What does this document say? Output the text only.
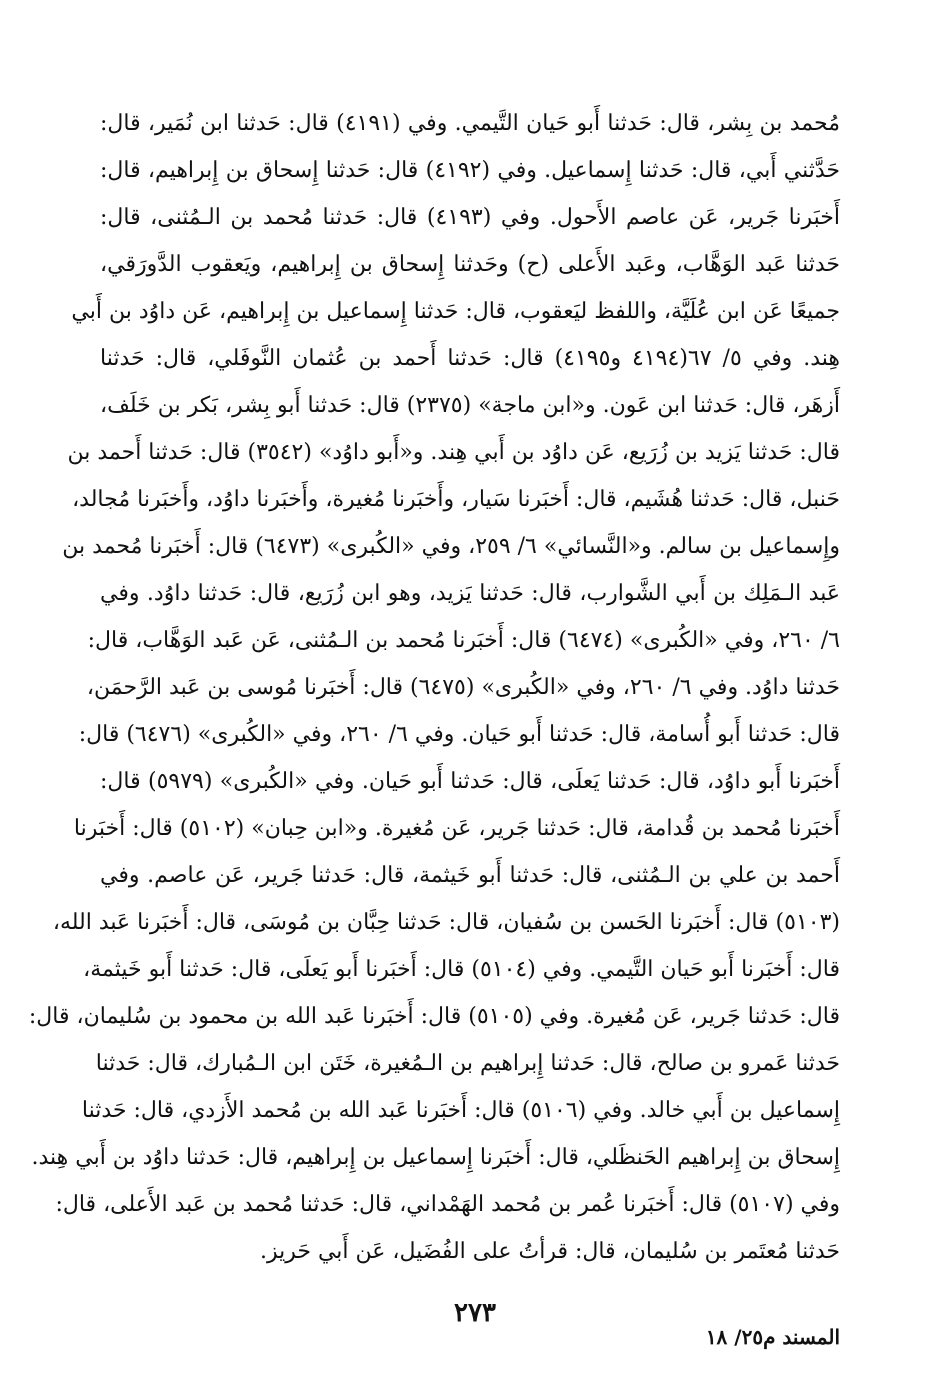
مُحمد بن بِشر، قال: حَدثنا أَبو حَيان التَّيمي. وفي (٤١٩١) قال: حَدثنا ابن نُمَير، قال:
حَدَّثني أَبي، قال: حَدثنا إِسماعيل. وفي (٤١٩٢) قال: حَدثنا إِسحاق بن إِبراهيم، قال:
أَخبَرنا جَرير، عَن عاصم الأَحول. وفي (٤١٩٣) قال: حَدثنا مُحمد بن الـمُثنى، قال:
حَدثنا عَبد الوَهَّاب، وعَبد الأَعلى (ح) وحَدثنا إِسحاق بن إِبراهيم، ويَعقوب الدَّورَقي،
جميعًا عَن ابن عُلَيَّة، واللفظ ليَعقوب، قال: حَدثنا إِسماعيل بن إِبراهيم، عَن داوُد بن أَبي
هِند. وفي ٥/ ٦٧(٤١٩٤ و٤١٩٥) قال: حَدثنا أَحمد بن عُثمان النَّوفَلي، قال: حَدثنا
أَزهَر، قال: حَدثنا ابن عَون. و«ابن ماجة» (٢٣٧٥) قال: حَدثنا أَبو بِشر، بَكر بن خَلَف،
قال: حَدثنا يَزيد بن زُرَيع، عَن داوُد بن أَبي هِند. و«أَبو داوُد» (٣٥٤٢) قال: حَدثنا أَحمد بن
حَنبل، قال: حَدثنا هُشَيم، قال: أَخبَرنا سَيار، وأَخبَرنا مُغيرة، وأَخبَرنا داوُد، وأَخبَرنا مُجالد،
وإِسماعيل بن سالم. و«النَّسائي» ٦/ ٢٥٩، وفي «الكُبرى» (٦٤٧٣) قال: أَخبَرنا مُحمد بن
عَبد الـمَلِك بن أَبي الشَّوارب، قال: حَدثنا يَزيد، وهو ابن زُرَيع، قال: حَدثنا داوُد. وفي
٦/ ٢٦٠، وفي «الكُبرى» (٦٤٧٤) قال: أَخبَرنا مُحمد بن الـمُثنى، عَن عَبد الوَهَّاب، قال:
حَدثنا داوُد. وفي ٦/ ٢٦٠، وفي «الكُبرى» (٦٤٧٥) قال: أَخبَرنا مُوسى بن عَبد الرَّحمَن،
قال: حَدثنا أَبو أُسامة، قال: حَدثنا أَبو حَيان. وفي ٦/ ٢٦٠، وفي «الكُبرى» (٦٤٧٦) قال:
أَخبَرنا أَبو داوُد، قال: حَدثنا يَعلَى، قال: حَدثنا أَبو حَيان. وفي «الكُبرى» (٥٩٧٩) قال:
أَخبَرنا مُحمد بن قُدامة، قال: حَدثنا جَرير، عَن مُغيرة. و«ابن حِبان» (٥١٠٢) قال: أَخبَرنا
أَحمد بن علي بن الـمُثنى، قال: حَدثنا أَبو خَيثمة، قال: حَدثنا جَرير، عَن عاصم. وفي
(٥١٠٣) قال: أَخبَرنا الحَسن بن سُفيان، قال: حَدثنا حِبَّان بن مُوسَى، قال: أَخبَرنا عَبد الله،
قال: أَخبَرنا أَبو حَيان التَّيمي. وفي (٥١٠٤) قال: أَخبَرنا أَبو يَعلَى، قال: حَدثنا أَبو خَيثمة،
قال: حَدثنا جَرير، عَن مُغيرة. وفي (٥١٠٥) قال: أَخبَرنا عَبد الله بن محمود بن سُليمان، قال:
حَدثنا عَمرو بن صالح، قال: حَدثنا إِبراهيم بن الـمُغيرة، خَتَن ابن الـمُبارك، قال: حَدثنا
إِسماعيل بن أَبي خالد. وفي (٥١٠٦) قال: أَخبَرنا عَبد الله بن مُحمد الأَزدي، قال: حَدثنا
إِسحاق بن إِبراهيم الحَنظَلي، قال: أَخبَرنا إِسماعيل بن إِبراهيم، قال: حَدثنا داوُد بن أَبي هِند.
وفي (٥١٠٧) قال: أَخبَرنا عُمر بن مُحمد الهَمْداني، قال: حَدثنا مُحمد بن عَبد الأَعلى، قال:
حَدثنا مُعتَمر بن سُليمان، قال: قرأتُ على الفُضَيل، عَن أَبي حَريز.
٢٧٣
المسند م٢٥/ ١٨
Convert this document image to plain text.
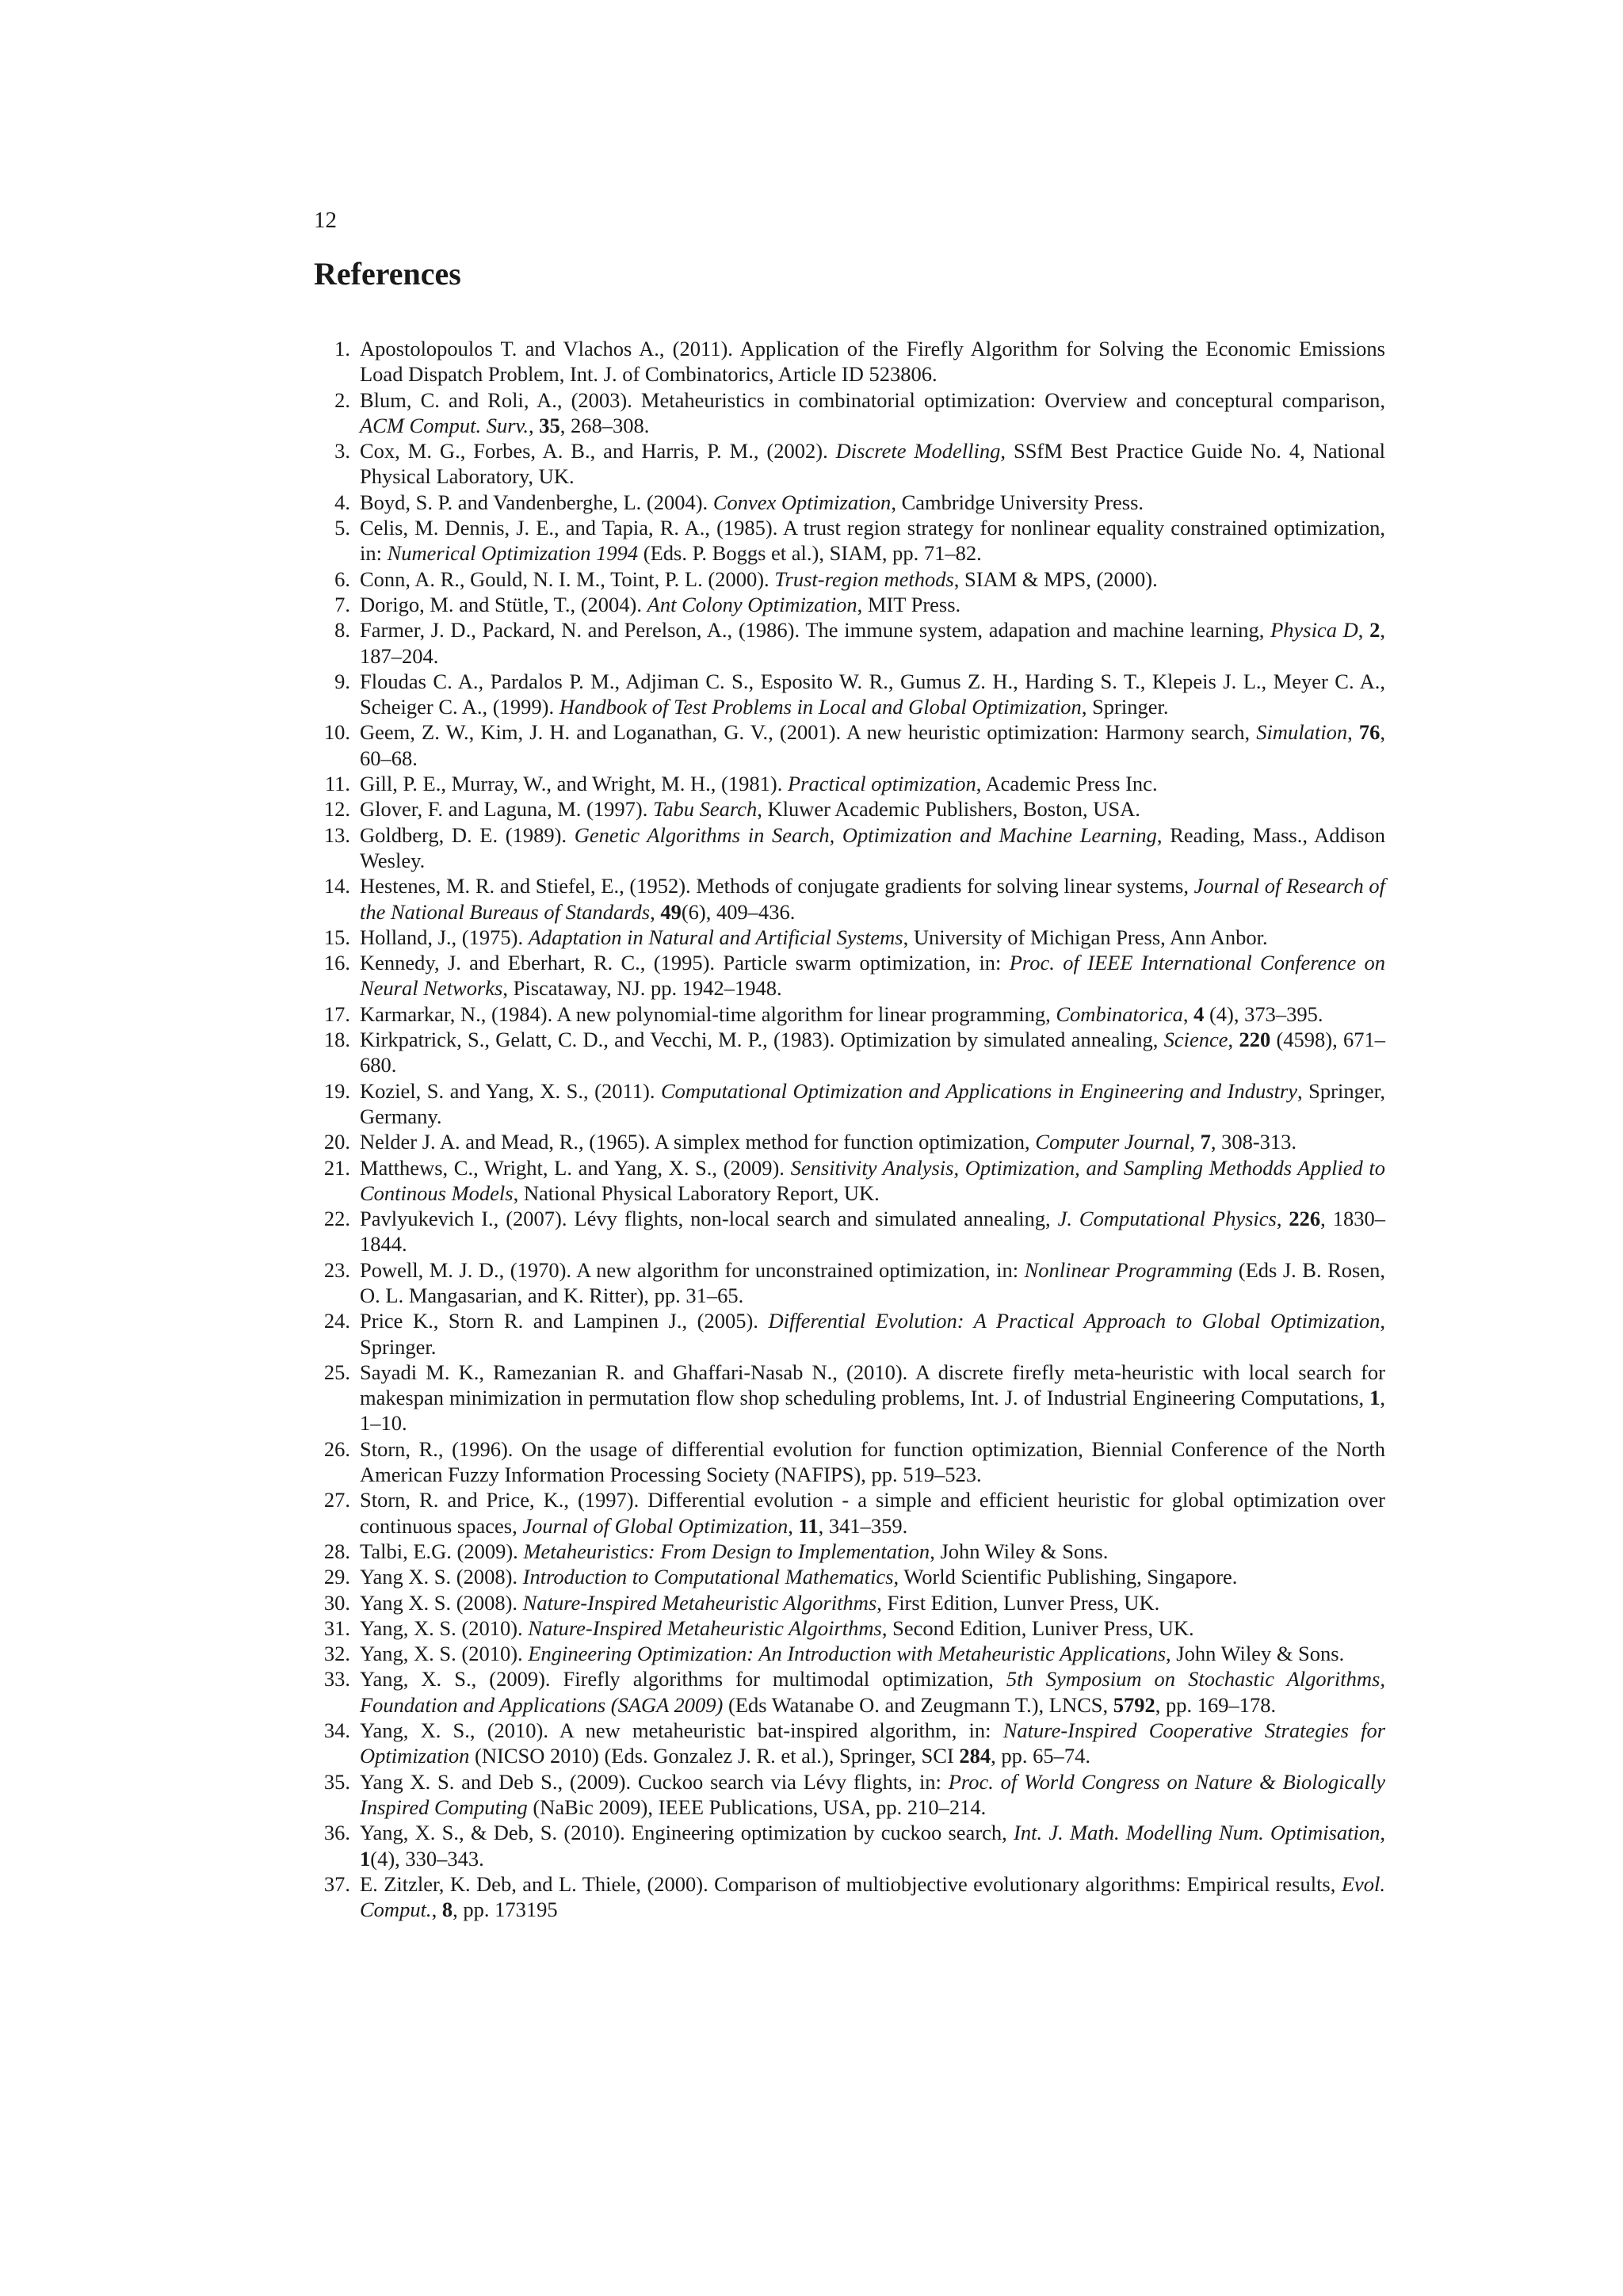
12
References
1. Apostolopoulos T. and Vlachos A., (2011). Application of the Firefly Algorithm for Solving the Economic Emissions Load Dispatch Problem, Int. J. of Combinatorics, Article ID 523806.
2. Blum, C. and Roli, A., (2003). Metaheuristics in combinatorial optimization: Overview and conceptural comparison, ACM Comput. Surv., 35, 268–308.
3. Cox, M. G., Forbes, A. B., and Harris, P. M., (2002). Discrete Modelling, SSfM Best Practice Guide No. 4, National Physical Laboratory, UK.
4. Boyd, S. P. and Vandenberghe, L. (2004). Convex Optimization, Cambridge University Press.
5. Celis, M. Dennis, J. E., and Tapia, R. A., (1985). A trust region strategy for nonlinear equality constrained optimization, in: Numerical Optimization 1994 (Eds. P. Boggs et al.), SIAM, pp. 71–82.
6. Conn, A. R., Gould, N. I. M., Toint, P. L. (2000). Trust-region methods, SIAM & MPS, (2000).
7. Dorigo, M. and Stütle, T., (2004). Ant Colony Optimization, MIT Press.
8. Farmer, J. D., Packard, N. and Perelson, A., (1986). The immune system, adapation and machine learning, Physica D, 2, 187–204.
9. Floudas C. A., Pardalos P. M., Adjiman C. S., Esposito W. R., Gumus Z. H., Harding S. T., Klepeis J. L., Meyer C. A., Scheiger C. A., (1999). Handbook of Test Problems in Local and Global Optimization, Springer.
10. Geem, Z. W., Kim, J. H. and Loganathan, G. V., (2001). A new heuristic optimization: Harmony search, Simulation, 76, 60–68.
11. Gill, P. E., Murray, W., and Wright, M. H., (1981). Practical optimization, Academic Press Inc.
12. Glover, F. and Laguna, M. (1997). Tabu Search, Kluwer Academic Publishers, Boston, USA.
13. Goldberg, D. E. (1989). Genetic Algorithms in Search, Optimization and Machine Learning, Reading, Mass., Addison Wesley.
14. Hestenes, M. R. and Stiefel, E., (1952). Methods of conjugate gradients for solving linear systems, Journal of Research of the National Bureaus of Standards, 49(6), 409–436.
15. Holland, J., (1975). Adaptation in Natural and Artificial Systems, University of Michigan Press, Ann Anbor.
16. Kennedy, J. and Eberhart, R. C., (1995). Particle swarm optimization, in: Proc. of IEEE International Conference on Neural Networks, Piscataway, NJ. pp. 1942–1948.
17. Karmarkar, N., (1984). A new polynomial-time algorithm for linear programming, Combinatorica, 4 (4), 373–395.
18. Kirkpatrick, S., Gelatt, C. D., and Vecchi, M. P., (1983). Optimization by simulated annealing, Science, 220 (4598), 671–680.
19. Koziel, S. and Yang, X. S., (2011). Computational Optimization and Applications in Engineering and Industry, Springer, Germany.
20. Nelder J. A. and Mead, R., (1965). A simplex method for function optimization, Computer Journal, 7, 308-313.
21. Matthews, C., Wright, L. and Yang, X. S., (2009). Sensitivity Analysis, Optimization, and Sampling Methodds Applied to Continous Models, National Physical Laboratory Report, UK.
22. Pavlyukevich I., (2007). Lévy flights, non-local search and simulated annealing, J. Computational Physics, 226, 1830–1844.
23. Powell, M. J. D., (1970). A new algorithm for unconstrained optimization, in: Nonlinear Programming (Eds J. B. Rosen, O. L. Mangasarian, and K. Ritter), pp. 31–65.
24. Price K., Storn R. and Lampinen J., (2005). Differential Evolution: A Practical Approach to Global Optimization, Springer.
25. Sayadi M. K., Ramezanian R. and Ghaffari-Nasab N., (2010). A discrete firefly meta-heuristic with local search for makespan minimization in permutation flow shop scheduling problems, Int. J. of Industrial Engineering Computations, 1, 1–10.
26. Storn, R., (1996). On the usage of differential evolution for function optimization, Biennial Conference of the North American Fuzzy Information Processing Society (NAFIPS), pp. 519–523.
27. Storn, R. and Price, K., (1997). Differential evolution - a simple and efficient heuristic for global optimization over continuous spaces, Journal of Global Optimization, 11, 341–359.
28. Talbi, E.G. (2009). Metaheuristics: From Design to Implementation, John Wiley & Sons.
29. Yang X. S. (2008). Introduction to Computational Mathematics, World Scientific Publishing, Singapore.
30. Yang X. S. (2008). Nature-Inspired Metaheuristic Algorithms, First Edition, Lunver Press, UK.
31. Yang, X. S. (2010). Nature-Inspired Metaheuristic Algoirthms, Second Edition, Luniver Press, UK.
32. Yang, X. S. (2010). Engineering Optimization: An Introduction with Metaheuristic Applications, John Wiley & Sons.
33. Yang, X. S., (2009). Firefly algorithms for multimodal optimization, 5th Symposium on Stochastic Algorithms, Foundation and Applications (SAGA 2009) (Eds Watanabe O. and Zeugmann T.), LNCS, 5792, pp. 169–178.
34. Yang, X. S., (2010). A new metaheuristic bat-inspired algorithm, in: Nature-Inspired Cooperative Strategies for Optimization (NICSO 2010) (Eds. Gonzalez J. R. et al.), Springer, SCI 284, pp. 65–74.
35. Yang X. S. and Deb S., (2009). Cuckoo search via Lévy flights, in: Proc. of World Congress on Nature & Biologically Inspired Computing (NaBic 2009), IEEE Publications, USA, pp. 210–214.
36. Yang, X. S., & Deb, S. (2010). Engineering optimization by cuckoo search, Int. J. Math. Modelling Num. Optimisation, 1(4), 330–343.
37. E. Zitzler, K. Deb, and L. Thiele, (2000). Comparison of multiobjective evolutionary algorithms: Empirical results, Evol. Comput., 8, pp. 173195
---+---
▸ What is asked
Extract from the material all lines containing the string "John".

▸ Task output
28. Talbi, E.G. (2009). Metaheuristics: From Design to Implementation, John Wiley & Sons.
32. Yang, X. S. (2010). Engineering Optimization: An Introduction with Metaheuristic Applications, John Wiley & Sons.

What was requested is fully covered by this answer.